### What you will do
Pull every line with the word "title" out of the entries below.

— START —

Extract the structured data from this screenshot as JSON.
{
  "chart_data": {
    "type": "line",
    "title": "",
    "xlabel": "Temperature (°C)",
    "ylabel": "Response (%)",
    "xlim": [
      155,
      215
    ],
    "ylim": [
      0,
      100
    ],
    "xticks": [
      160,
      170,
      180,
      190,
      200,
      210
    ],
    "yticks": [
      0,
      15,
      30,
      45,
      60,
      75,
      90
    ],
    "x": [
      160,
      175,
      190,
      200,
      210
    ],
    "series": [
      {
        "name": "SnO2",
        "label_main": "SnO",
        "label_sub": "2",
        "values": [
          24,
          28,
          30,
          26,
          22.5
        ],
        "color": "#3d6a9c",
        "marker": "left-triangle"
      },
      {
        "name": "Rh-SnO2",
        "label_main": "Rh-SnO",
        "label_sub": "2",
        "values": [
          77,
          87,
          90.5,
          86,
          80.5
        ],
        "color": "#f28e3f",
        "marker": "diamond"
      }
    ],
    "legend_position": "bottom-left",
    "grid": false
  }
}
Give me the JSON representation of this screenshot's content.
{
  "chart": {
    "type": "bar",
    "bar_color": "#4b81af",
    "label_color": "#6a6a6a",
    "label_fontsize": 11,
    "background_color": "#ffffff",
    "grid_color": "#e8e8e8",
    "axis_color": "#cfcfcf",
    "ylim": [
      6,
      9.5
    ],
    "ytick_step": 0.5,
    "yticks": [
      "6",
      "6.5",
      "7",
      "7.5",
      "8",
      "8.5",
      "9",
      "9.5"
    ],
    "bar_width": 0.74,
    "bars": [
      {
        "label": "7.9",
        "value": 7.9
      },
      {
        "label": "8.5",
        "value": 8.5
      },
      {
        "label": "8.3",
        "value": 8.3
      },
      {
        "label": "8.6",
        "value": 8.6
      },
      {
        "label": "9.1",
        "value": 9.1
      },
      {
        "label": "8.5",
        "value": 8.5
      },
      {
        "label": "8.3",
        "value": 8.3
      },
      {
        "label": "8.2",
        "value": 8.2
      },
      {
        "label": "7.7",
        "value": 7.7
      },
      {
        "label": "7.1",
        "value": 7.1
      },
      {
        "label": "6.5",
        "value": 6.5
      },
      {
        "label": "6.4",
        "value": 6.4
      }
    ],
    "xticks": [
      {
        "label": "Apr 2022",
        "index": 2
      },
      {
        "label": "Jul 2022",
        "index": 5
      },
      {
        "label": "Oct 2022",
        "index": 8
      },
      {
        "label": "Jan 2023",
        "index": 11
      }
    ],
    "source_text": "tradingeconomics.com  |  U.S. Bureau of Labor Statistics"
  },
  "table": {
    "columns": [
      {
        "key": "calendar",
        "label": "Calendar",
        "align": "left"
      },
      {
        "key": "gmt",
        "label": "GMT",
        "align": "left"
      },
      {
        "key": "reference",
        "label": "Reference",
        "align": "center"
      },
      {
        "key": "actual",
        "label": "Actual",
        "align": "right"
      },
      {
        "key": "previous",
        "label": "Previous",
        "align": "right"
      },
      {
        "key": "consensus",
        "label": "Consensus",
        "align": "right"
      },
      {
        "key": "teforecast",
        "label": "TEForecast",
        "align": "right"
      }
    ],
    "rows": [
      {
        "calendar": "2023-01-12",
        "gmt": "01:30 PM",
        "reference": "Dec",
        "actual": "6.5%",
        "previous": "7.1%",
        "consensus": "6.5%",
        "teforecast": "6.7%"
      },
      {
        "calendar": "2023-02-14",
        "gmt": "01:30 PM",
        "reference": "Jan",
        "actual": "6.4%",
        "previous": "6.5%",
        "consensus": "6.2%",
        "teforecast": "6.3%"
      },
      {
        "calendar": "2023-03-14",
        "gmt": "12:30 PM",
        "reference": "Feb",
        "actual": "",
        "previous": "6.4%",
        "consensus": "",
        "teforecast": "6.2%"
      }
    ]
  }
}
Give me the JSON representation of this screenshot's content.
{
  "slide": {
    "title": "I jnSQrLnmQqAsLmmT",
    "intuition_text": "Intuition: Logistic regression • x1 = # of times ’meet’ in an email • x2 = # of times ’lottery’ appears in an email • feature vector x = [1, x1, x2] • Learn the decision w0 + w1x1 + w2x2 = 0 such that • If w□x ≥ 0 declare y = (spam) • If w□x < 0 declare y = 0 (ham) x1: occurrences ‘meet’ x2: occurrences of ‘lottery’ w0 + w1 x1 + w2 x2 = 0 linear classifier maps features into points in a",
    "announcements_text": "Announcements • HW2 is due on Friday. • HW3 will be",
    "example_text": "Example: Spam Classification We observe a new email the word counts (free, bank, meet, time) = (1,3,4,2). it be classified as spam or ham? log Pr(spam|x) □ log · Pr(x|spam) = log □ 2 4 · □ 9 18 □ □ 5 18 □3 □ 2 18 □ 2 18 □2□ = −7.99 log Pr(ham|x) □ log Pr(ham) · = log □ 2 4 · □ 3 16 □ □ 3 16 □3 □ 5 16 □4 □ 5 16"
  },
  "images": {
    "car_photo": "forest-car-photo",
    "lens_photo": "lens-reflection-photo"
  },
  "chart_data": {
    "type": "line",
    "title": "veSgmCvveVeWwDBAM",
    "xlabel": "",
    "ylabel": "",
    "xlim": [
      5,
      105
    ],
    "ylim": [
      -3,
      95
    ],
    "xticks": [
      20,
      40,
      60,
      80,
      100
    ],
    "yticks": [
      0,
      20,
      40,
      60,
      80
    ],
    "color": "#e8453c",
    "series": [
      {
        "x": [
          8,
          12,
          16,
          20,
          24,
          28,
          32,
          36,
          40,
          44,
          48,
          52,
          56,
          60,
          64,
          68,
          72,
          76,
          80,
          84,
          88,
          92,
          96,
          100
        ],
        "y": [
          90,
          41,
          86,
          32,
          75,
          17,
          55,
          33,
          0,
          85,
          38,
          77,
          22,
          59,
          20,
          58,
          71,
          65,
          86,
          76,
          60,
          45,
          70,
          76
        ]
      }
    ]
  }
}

— END —

### Problem solution
    "title": "",
    "title": "I jnSQrLnmQqAsLmmT",
    "title": "veSgmCvveVeWwDBAM",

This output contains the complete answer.